**INPUT MATERIAL**

================================

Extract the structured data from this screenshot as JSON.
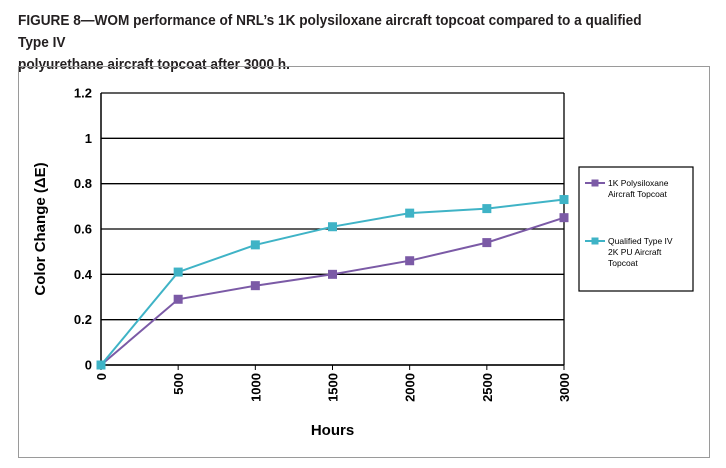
{
  "caption": {
    "line1": "FIGURE 8—WOM performance of NRL’s 1K polysiloxane aircraft topcoat compared to a qualified Type IV",
    "line2": "polyurethane aircraft topcoat after 3000 h."
  },
  "chart_data": {
    "type": "line",
    "title": "",
    "xlabel": "Hours",
    "ylabel": "Color Change (ΔE)",
    "x": [
      0,
      500,
      1000,
      1500,
      2000,
      2500,
      3000
    ],
    "x_tick_labels": [
      "0",
      "500",
      "1000",
      "1500",
      "2000",
      "2500",
      "3000"
    ],
    "y_tick_labels": [
      "0",
      "0.2",
      "0.4",
      "0.6",
      "0.8",
      "1",
      "1.2"
    ],
    "xlim": [
      0,
      3000
    ],
    "ylim": [
      0,
      1.2
    ],
    "grid": "horizontal",
    "legend_position": "right",
    "series": [
      {
        "name_lines": [
          "1K Polysiloxane",
          "Aircraft Topcoat"
        ],
        "color": "#7b5aa6",
        "marker": "square",
        "values": [
          0,
          0.29,
          0.35,
          0.4,
          0.46,
          0.54,
          0.65
        ]
      },
      {
        "name_lines": [
          "Qualified Type IV",
          "2K PU Aircraft",
          "Topcoat"
        ],
        "color": "#3fb3c6",
        "marker": "square",
        "values": [
          0,
          0.41,
          0.53,
          0.61,
          0.67,
          0.69,
          0.73
        ]
      }
    ]
  }
}
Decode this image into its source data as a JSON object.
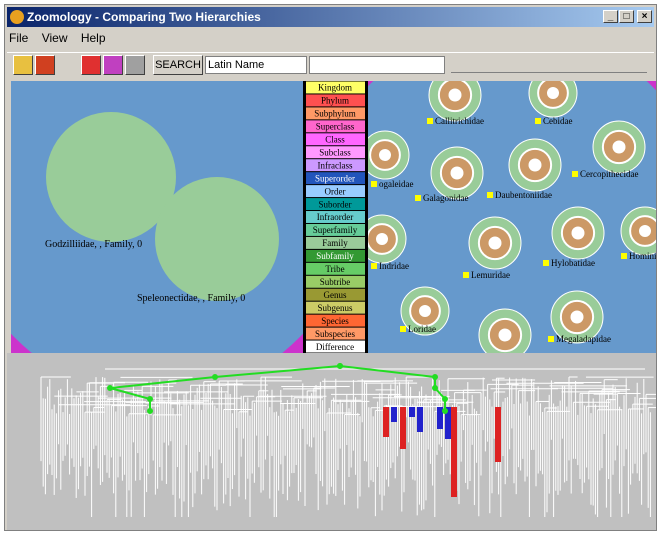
{
  "window": {
    "title": "Zoomology - Comparing Two Hierarchies"
  },
  "menu": [
    "File",
    "View",
    "Help"
  ],
  "toolbar": {
    "search_button": "SEARCH",
    "field_select": "Latin Name"
  },
  "left_panel": {
    "labels": [
      "Godzilliidae, , Family, 0",
      "Speleonectidae, , Family, 0"
    ]
  },
  "legend": {
    "ranks": [
      "Kingdom",
      "Phylum",
      "Subphylum",
      "Superclass",
      "Class",
      "Subclass",
      "Infraclass",
      "Superorder",
      "Order",
      "Suborder",
      "Infraorder",
      "Superfamily",
      "Family",
      "Subfamily",
      "Tribe",
      "Subtribe",
      "Genus",
      "Subgenus",
      "Species",
      "Subspecies",
      "Difference"
    ]
  },
  "right_panel": {
    "labels": [
      "Callitrichidae",
      "Cebidae",
      "ogaleidae",
      "Cercopithecidae",
      "Galagonidae",
      "Daubentoniidae",
      "Indridae",
      "Lemuridae",
      "Hylobatidae",
      "Homini",
      "Loridae",
      "Megaladapidae"
    ]
  }
}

================================

**TASK BRIEF**
All records must be output exactly as they are, except for the pictures, which are left out.

**THE REPLY**
Extract the structured data from this screenshot as JSON.
{
  "caption": {
    "line1": "FIGURE 8—WOM performance of NRL’s 1K polysiloxane aircraft topcoat compared to a qualified Type IV",
    "line2": "polyurethane aircraft topcoat after 3000 h."
  },
  "chart_data": {
    "type": "line",
    "title": "",
    "xlabel": "Hours",
    "ylabel": "Color Change (ΔE)",
    "x": [
      0,
      500,
      1000,
      1500,
      2000,
      2500,
      3000
    ],
    "x_tick_labels": [
      "0",
      "500",
      "1000",
      "1500",
      "2000",
      "2500",
      "3000"
    ],
    "y_tick_labels": [
      "0",
      "0.2",
      "0.4",
      "0.6",
      "0.8",
      "1",
      "1.2"
    ],
    "xlim": [
      0,
      3000
    ],
    "ylim": [
      0,
      1.2
    ],
    "grid": "horizontal",
    "legend_position": "right",
    "series": [
      {
        "name_lines": [
          "1K Polysiloxane",
          "Aircraft Topcoat"
        ],
        "color": "#7b5aa6",
        "marker": "square",
        "values": [
          0,
          0.29,
          0.35,
          0.4,
          0.46,
          0.54,
          0.65
        ]
      },
      {
        "name_lines": [
          "Qualified Type IV",
          "2K PU Aircraft",
          "Topcoat"
        ],
        "color": "#3fb3c6",
        "marker": "square",
        "values": [
          0,
          0.41,
          0.53,
          0.61,
          0.67,
          0.69,
          0.73
        ]
      }
    ]
  }
}
Decode this image into its source data as a JSON object.
{
  "window": {
    "title": "Zoomology - Comparing Two Hierarchies"
  },
  "menu": [
    "File",
    "View",
    "Help"
  ],
  "toolbar": {
    "search_button": "SEARCH",
    "field_select": "Latin Name"
  },
  "left_panel": {
    "labels": [
      "Godzilliidae, , Family, 0",
      "Speleonectidae, , Family, 0"
    ]
  },
  "legend": {
    "ranks": [
      "Kingdom",
      "Phylum",
      "Subphylum",
      "Superclass",
      "Class",
      "Subclass",
      "Infraclass",
      "Superorder",
      "Order",
      "Suborder",
      "Infraorder",
      "Superfamily",
      "Family",
      "Subfamily",
      "Tribe",
      "Subtribe",
      "Genus",
      "Subgenus",
      "Species",
      "Subspecies",
      "Difference"
    ]
  },
  "right_panel": {
    "labels": [
      "Callitrichidae",
      "Cebidae",
      "ogaleidae",
      "Cercopithecidae",
      "Galagonidae",
      "Daubentoniidae",
      "Indridae",
      "Lemuridae",
      "Hylobatidae",
      "Homini",
      "Loridae",
      "Megaladapidae"
    ]
  }
}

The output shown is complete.